• _Work required_:
Output all of the entries below precisely as written.

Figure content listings
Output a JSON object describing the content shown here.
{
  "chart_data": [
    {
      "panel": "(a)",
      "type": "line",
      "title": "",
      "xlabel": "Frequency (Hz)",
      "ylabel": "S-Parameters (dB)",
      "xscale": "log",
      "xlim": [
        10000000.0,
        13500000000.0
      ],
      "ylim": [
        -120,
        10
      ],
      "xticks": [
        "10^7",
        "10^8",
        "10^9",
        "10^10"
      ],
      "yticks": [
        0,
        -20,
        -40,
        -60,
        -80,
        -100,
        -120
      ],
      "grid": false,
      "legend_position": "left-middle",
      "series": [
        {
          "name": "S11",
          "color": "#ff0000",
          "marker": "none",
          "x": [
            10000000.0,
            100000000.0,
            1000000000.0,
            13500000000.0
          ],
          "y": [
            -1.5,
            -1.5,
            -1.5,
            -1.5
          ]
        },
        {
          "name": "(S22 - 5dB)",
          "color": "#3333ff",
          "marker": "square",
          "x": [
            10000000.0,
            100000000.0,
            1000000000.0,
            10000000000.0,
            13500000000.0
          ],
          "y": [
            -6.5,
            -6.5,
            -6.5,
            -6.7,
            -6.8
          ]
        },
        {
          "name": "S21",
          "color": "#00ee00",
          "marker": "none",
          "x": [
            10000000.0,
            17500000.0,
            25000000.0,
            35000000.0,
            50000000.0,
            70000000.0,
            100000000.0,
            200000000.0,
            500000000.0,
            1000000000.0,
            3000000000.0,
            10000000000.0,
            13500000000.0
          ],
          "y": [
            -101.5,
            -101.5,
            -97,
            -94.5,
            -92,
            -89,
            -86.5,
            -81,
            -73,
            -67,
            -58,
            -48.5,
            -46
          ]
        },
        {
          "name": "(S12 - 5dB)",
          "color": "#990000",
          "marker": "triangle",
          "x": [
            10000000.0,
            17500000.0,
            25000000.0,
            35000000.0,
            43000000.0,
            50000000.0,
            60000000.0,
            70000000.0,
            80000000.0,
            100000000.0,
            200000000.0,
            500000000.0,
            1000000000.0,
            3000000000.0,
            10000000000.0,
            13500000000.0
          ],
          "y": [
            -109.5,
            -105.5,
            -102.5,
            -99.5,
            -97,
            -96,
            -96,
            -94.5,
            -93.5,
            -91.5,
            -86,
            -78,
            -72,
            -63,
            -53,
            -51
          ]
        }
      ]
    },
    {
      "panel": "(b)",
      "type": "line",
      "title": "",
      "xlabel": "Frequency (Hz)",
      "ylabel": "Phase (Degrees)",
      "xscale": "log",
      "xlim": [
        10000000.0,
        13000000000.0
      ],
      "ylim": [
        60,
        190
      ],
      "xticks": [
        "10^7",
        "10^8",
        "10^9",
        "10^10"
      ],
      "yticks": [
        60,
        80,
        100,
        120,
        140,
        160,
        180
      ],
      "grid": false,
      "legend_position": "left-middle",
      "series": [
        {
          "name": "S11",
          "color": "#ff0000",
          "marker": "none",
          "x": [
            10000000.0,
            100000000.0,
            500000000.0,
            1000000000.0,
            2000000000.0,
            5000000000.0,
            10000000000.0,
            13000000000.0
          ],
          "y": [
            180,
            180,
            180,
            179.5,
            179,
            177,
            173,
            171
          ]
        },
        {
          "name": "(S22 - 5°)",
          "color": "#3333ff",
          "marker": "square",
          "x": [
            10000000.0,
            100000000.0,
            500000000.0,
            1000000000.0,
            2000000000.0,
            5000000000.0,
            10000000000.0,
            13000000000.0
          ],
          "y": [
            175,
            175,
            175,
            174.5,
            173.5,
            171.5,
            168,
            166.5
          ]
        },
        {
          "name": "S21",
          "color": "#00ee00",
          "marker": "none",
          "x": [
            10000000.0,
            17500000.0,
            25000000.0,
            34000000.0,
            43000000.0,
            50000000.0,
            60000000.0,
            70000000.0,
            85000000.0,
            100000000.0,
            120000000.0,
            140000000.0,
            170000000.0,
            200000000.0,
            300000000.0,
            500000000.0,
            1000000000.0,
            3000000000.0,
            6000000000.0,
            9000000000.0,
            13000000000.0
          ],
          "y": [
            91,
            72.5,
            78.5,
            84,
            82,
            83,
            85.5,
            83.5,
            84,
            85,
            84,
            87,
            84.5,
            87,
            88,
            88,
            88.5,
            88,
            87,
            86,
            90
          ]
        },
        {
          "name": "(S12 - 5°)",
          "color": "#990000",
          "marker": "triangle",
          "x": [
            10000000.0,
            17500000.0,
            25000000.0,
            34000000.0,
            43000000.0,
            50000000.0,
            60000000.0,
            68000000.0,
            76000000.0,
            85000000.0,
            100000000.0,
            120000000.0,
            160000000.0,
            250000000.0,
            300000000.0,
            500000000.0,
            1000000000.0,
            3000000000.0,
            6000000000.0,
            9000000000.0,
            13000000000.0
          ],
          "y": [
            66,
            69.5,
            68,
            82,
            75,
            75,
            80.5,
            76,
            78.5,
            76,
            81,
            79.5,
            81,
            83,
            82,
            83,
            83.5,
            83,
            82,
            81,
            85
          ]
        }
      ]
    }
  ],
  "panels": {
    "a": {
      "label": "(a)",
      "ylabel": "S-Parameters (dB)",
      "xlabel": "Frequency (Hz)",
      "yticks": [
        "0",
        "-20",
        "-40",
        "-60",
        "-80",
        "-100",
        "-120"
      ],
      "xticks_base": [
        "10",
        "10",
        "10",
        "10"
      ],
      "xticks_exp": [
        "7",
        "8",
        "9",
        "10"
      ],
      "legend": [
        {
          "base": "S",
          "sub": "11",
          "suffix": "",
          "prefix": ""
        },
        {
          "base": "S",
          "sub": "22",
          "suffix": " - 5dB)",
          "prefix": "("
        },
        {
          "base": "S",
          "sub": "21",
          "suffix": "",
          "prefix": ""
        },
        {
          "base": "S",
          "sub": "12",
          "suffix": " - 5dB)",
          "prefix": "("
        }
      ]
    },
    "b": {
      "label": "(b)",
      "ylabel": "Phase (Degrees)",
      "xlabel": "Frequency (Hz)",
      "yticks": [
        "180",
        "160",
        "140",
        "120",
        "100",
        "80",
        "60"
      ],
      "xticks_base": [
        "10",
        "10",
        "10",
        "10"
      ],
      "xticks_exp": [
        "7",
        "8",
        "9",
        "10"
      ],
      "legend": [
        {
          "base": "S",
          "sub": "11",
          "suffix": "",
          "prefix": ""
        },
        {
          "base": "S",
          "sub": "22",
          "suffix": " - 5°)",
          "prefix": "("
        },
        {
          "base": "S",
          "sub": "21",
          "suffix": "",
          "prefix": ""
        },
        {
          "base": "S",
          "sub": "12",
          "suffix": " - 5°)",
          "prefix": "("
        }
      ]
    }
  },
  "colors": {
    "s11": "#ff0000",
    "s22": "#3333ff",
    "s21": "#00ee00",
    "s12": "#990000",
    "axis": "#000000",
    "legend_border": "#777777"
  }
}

• _The reply_:
Output a JSON object describing the content shown here.
{
  "chart_data": [
    {
      "panel": "(a)",
      "type": "line",
      "title": "",
      "xlabel": "Frequency (Hz)",
      "ylabel": "S-Parameters (dB)",
      "xscale": "log",
      "xlim": [
        10000000.0,
        13500000000.0
      ],
      "ylim": [
        -120,
        10
      ],
      "xticks": [
        "10^7",
        "10^8",
        "10^9",
        "10^10"
      ],
      "yticks": [
        0,
        -20,
        -40,
        -60,
        -80,
        -100,
        -120
      ],
      "grid": false,
      "legend_position": "left-middle",
      "series": [
        {
          "name": "S11",
          "color": "#ff0000",
          "marker": "none",
          "x": [
            10000000.0,
            100000000.0,
            1000000000.0,
            13500000000.0
          ],
          "y": [
            -1.5,
            -1.5,
            -1.5,
            -1.5
          ]
        },
        {
          "name": "(S22 - 5dB)",
          "color": "#3333ff",
          "marker": "square",
          "x": [
            10000000.0,
            100000000.0,
            1000000000.0,
            10000000000.0,
            13500000000.0
          ],
          "y": [
            -6.5,
            -6.5,
            -6.5,
            -6.7,
            -6.8
          ]
        },
        {
          "name": "S21",
          "color": "#00ee00",
          "marker": "none",
          "x": [
            10000000.0,
            17500000.0,
            25000000.0,
            35000000.0,
            50000000.0,
            70000000.0,
            100000000.0,
            200000000.0,
            500000000.0,
            1000000000.0,
            3000000000.0,
            10000000000.0,
            13500000000.0
          ],
          "y": [
            -101.5,
            -101.5,
            -97,
            -94.5,
            -92,
            -89,
            -86.5,
            -81,
            -73,
            -67,
            -58,
            -48.5,
            -46
          ]
        },
        {
          "name": "(S12 - 5dB)",
          "color": "#990000",
          "marker": "triangle",
          "x": [
            10000000.0,
            17500000.0,
            25000000.0,
            35000000.0,
            43000000.0,
            50000000.0,
            60000000.0,
            70000000.0,
            80000000.0,
            100000000.0,
            200000000.0,
            500000000.0,
            1000000000.0,
            3000000000.0,
            10000000000.0,
            13500000000.0
          ],
          "y": [
            -109.5,
            -105.5,
            -102.5,
            -99.5,
            -97,
            -96,
            -96,
            -94.5,
            -93.5,
            -91.5,
            -86,
            -78,
            -72,
            -63,
            -53,
            -51
          ]
        }
      ]
    },
    {
      "panel": "(b)",
      "type": "line",
      "title": "",
      "xlabel": "Frequency (Hz)",
      "ylabel": "Phase (Degrees)",
      "xscale": "log",
      "xlim": [
        10000000.0,
        13000000000.0
      ],
      "ylim": [
        60,
        190
      ],
      "xticks": [
        "10^7",
        "10^8",
        "10^9",
        "10^10"
      ],
      "yticks": [
        60,
        80,
        100,
        120,
        140,
        160,
        180
      ],
      "grid": false,
      "legend_position": "left-middle",
      "series": [
        {
          "name": "S11",
          "color": "#ff0000",
          "marker": "none",
          "x": [
            10000000.0,
            100000000.0,
            500000000.0,
            1000000000.0,
            2000000000.0,
            5000000000.0,
            10000000000.0,
            13000000000.0
          ],
          "y": [
            180,
            180,
            180,
            179.5,
            179,
            177,
            173,
            171
          ]
        },
        {
          "name": "(S22 - 5°)",
          "color": "#3333ff",
          "marker": "square",
          "x": [
            10000000.0,
            100000000.0,
            500000000.0,
            1000000000.0,
            2000000000.0,
            5000000000.0,
            10000000000.0,
            13000000000.0
          ],
          "y": [
            175,
            175,
            175,
            174.5,
            173.5,
            171.5,
            168,
            166.5
          ]
        },
        {
          "name": "S21",
          "color": "#00ee00",
          "marker": "none",
          "x": [
            10000000.0,
            17500000.0,
            25000000.0,
            34000000.0,
            43000000.0,
            50000000.0,
            60000000.0,
            70000000.0,
            85000000.0,
            100000000.0,
            120000000.0,
            140000000.0,
            170000000.0,
            200000000.0,
            300000000.0,
            500000000.0,
            1000000000.0,
            3000000000.0,
            6000000000.0,
            9000000000.0,
            13000000000.0
          ],
          "y": [
            91,
            72.5,
            78.5,
            84,
            82,
            83,
            85.5,
            83.5,
            84,
            85,
            84,
            87,
            84.5,
            87,
            88,
            88,
            88.5,
            88,
            87,
            86,
            90
          ]
        },
        {
          "name": "(S12 - 5°)",
          "color": "#990000",
          "marker": "triangle",
          "x": [
            10000000.0,
            17500000.0,
            25000000.0,
            34000000.0,
            43000000.0,
            50000000.0,
            60000000.0,
            68000000.0,
            76000000.0,
            85000000.0,
            100000000.0,
            120000000.0,
            160000000.0,
            250000000.0,
            300000000.0,
            500000000.0,
            1000000000.0,
            3000000000.0,
            6000000000.0,
            9000000000.0,
            13000000000.0
          ],
          "y": [
            66,
            69.5,
            68,
            82,
            75,
            75,
            80.5,
            76,
            78.5,
            76,
            81,
            79.5,
            81,
            83,
            82,
            83,
            83.5,
            83,
            82,
            81,
            85
          ]
        }
      ]
    }
  ],
  "panels": {
    "a": {
      "label": "(a)",
      "ylabel": "S-Parameters (dB)",
      "xlabel": "Frequency (Hz)",
      "yticks": [
        "0",
        "-20",
        "-40",
        "-60",
        "-80",
        "-100",
        "-120"
      ],
      "xticks_base": [
        "10",
        "10",
        "10",
        "10"
      ],
      "xticks_exp": [
        "7",
        "8",
        "9",
        "10"
      ],
      "legend": [
        {
          "base": "S",
          "sub": "11",
          "suffix": "",
          "prefix": ""
        },
        {
          "base": "S",
          "sub": "22",
          "suffix": " - 5dB)",
          "prefix": "("
        },
        {
          "base": "S",
          "sub": "21",
          "suffix": "",
          "prefix": ""
        },
        {
          "base": "S",
          "sub": "12",
          "suffix": " - 5dB)",
          "prefix": "("
        }
      ]
    },
    "b": {
      "label": "(b)",
      "ylabel": "Phase (Degrees)",
      "xlabel": "Frequency (Hz)",
      "yticks": [
        "180",
        "160",
        "140",
        "120",
        "100",
        "80",
        "60"
      ],
      "xticks_base": [
        "10",
        "10",
        "10",
        "10"
      ],
      "xticks_exp": [
        "7",
        "8",
        "9",
        "10"
      ],
      "legend": [
        {
          "base": "S",
          "sub": "11",
          "suffix": "",
          "prefix": ""
        },
        {
          "base": "S",
          "sub": "22",
          "suffix": " - 5°)",
          "prefix": "("
        },
        {
          "base": "S",
          "sub": "21",
          "suffix": "",
          "prefix": ""
        },
        {
          "base": "S",
          "sub": "12",
          "suffix": " - 5°)",
          "prefix": "("
        }
      ]
    }
  },
  "colors": {
    "s11": "#ff0000",
    "s22": "#3333ff",
    "s21": "#00ee00",
    "s12": "#990000",
    "axis": "#000000",
    "legend_border": "#777777"
  }
}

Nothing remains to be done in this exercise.